• [What needs to be done]: Records follow. Copy every line with "highlighted".
##### Recorded data
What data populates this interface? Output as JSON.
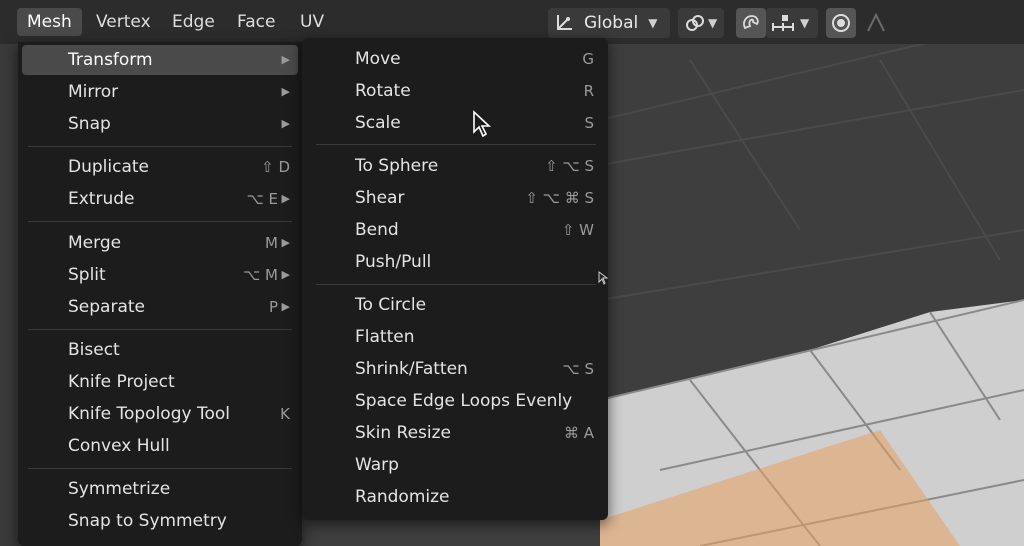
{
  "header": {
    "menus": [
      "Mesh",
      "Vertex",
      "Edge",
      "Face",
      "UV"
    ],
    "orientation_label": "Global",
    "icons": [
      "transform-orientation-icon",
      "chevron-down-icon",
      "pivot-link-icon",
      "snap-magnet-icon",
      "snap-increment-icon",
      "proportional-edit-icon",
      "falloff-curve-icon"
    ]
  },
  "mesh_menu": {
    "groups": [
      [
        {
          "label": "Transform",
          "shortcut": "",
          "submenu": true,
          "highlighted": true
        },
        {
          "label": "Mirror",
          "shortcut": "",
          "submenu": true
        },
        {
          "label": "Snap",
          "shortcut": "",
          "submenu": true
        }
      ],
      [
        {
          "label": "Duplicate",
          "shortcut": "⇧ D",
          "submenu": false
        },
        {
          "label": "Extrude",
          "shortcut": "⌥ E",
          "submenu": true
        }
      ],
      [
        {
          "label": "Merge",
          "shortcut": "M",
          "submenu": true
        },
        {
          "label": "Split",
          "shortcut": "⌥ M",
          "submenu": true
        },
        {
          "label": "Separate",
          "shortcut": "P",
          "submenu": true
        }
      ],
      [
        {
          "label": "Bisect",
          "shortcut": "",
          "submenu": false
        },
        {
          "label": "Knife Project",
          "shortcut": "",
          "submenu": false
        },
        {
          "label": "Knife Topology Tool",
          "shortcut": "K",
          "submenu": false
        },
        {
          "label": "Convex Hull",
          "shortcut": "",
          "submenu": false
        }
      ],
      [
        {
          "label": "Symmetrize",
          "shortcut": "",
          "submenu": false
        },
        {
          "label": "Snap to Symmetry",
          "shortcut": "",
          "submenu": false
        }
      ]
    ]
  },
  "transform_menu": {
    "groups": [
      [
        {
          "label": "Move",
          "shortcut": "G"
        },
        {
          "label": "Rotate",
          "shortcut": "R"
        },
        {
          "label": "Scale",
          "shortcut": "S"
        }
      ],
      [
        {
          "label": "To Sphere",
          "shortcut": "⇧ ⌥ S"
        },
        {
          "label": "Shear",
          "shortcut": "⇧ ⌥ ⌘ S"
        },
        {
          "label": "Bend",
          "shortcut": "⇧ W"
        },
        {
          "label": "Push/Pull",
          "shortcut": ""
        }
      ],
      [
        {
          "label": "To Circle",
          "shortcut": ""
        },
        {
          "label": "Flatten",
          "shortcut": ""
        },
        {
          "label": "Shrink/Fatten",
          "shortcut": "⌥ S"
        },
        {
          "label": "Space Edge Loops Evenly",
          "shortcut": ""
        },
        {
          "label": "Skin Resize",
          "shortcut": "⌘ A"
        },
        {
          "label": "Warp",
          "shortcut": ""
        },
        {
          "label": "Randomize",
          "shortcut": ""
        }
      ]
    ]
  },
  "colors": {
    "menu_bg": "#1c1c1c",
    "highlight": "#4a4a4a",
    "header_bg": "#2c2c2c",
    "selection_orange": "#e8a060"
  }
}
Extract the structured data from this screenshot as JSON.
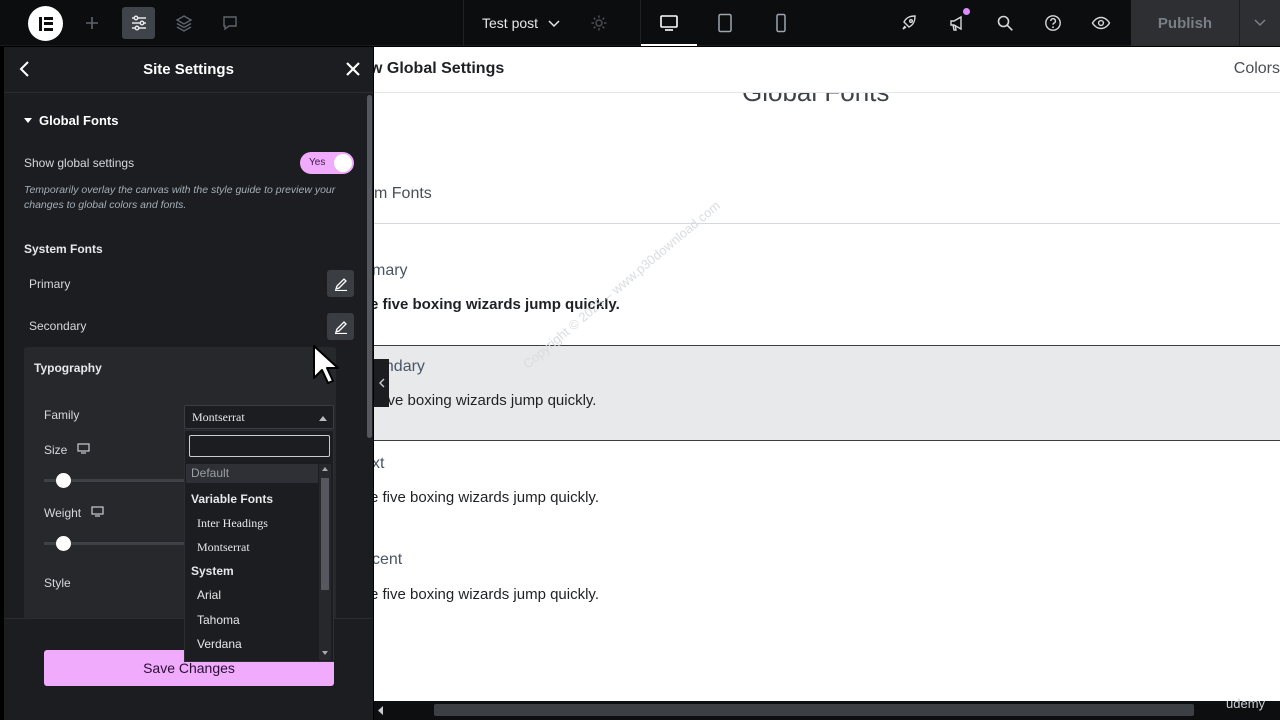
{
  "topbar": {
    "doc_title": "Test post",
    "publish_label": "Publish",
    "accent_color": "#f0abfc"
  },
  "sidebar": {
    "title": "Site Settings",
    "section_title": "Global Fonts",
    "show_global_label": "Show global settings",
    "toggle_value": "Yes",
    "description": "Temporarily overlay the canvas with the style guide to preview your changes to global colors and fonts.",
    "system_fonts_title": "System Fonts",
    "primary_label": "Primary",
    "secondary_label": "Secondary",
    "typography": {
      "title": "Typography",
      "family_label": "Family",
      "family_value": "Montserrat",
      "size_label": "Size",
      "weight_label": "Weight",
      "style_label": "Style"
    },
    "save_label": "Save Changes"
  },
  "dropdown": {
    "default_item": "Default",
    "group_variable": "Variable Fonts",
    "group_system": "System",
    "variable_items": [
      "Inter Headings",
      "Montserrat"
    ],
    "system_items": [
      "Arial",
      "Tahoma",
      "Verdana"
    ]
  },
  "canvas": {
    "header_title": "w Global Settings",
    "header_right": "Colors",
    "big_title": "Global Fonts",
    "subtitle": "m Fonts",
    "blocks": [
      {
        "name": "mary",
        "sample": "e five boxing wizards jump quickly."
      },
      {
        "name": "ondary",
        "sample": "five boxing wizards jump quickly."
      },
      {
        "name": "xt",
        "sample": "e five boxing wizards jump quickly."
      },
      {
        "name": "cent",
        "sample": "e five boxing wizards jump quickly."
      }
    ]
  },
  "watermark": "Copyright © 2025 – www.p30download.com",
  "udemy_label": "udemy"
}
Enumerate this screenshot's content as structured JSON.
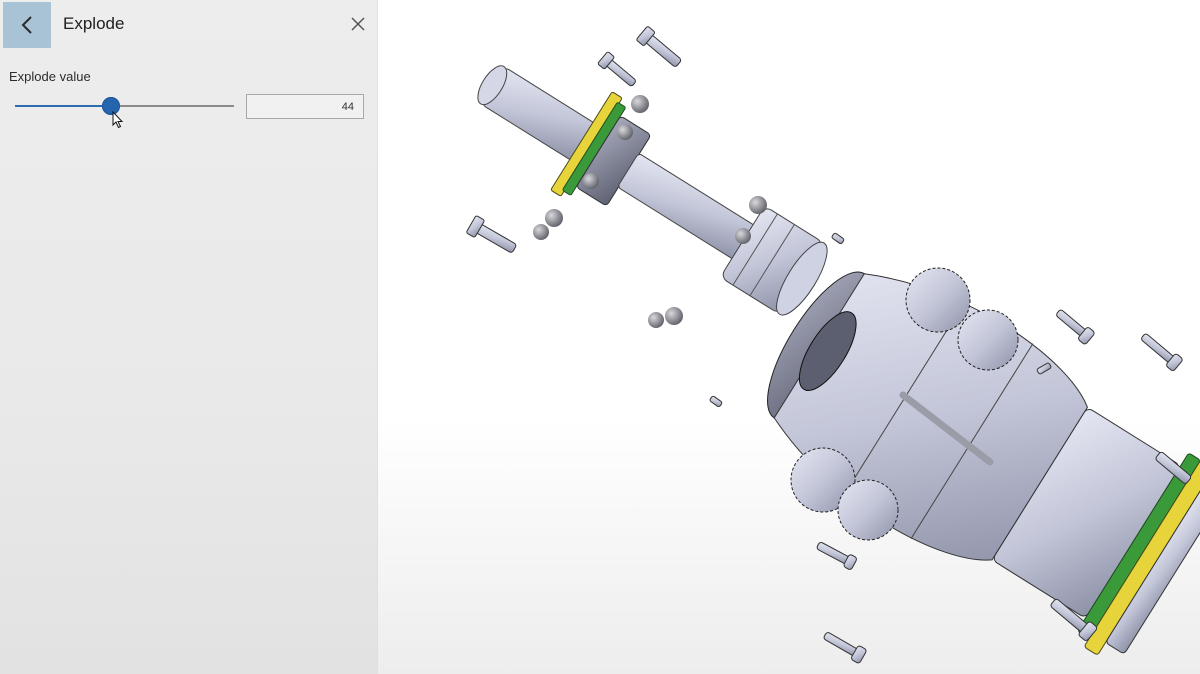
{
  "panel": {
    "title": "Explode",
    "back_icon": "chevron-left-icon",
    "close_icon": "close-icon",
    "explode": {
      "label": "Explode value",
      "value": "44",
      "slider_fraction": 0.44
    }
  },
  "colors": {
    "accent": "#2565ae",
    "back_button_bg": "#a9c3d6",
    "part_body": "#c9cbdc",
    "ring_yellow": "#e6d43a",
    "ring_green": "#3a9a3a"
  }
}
##########
##### Recorded data
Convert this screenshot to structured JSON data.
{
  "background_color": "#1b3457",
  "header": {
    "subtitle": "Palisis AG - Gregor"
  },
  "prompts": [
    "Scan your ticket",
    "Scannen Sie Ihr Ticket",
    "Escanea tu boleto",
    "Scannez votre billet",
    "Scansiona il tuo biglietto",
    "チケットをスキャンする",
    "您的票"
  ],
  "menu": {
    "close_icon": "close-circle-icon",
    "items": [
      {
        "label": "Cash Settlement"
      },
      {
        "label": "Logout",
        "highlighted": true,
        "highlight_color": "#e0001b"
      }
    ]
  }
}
##########
• [Answer to this problem]:
          "highlighted": true
        "highlighted": true,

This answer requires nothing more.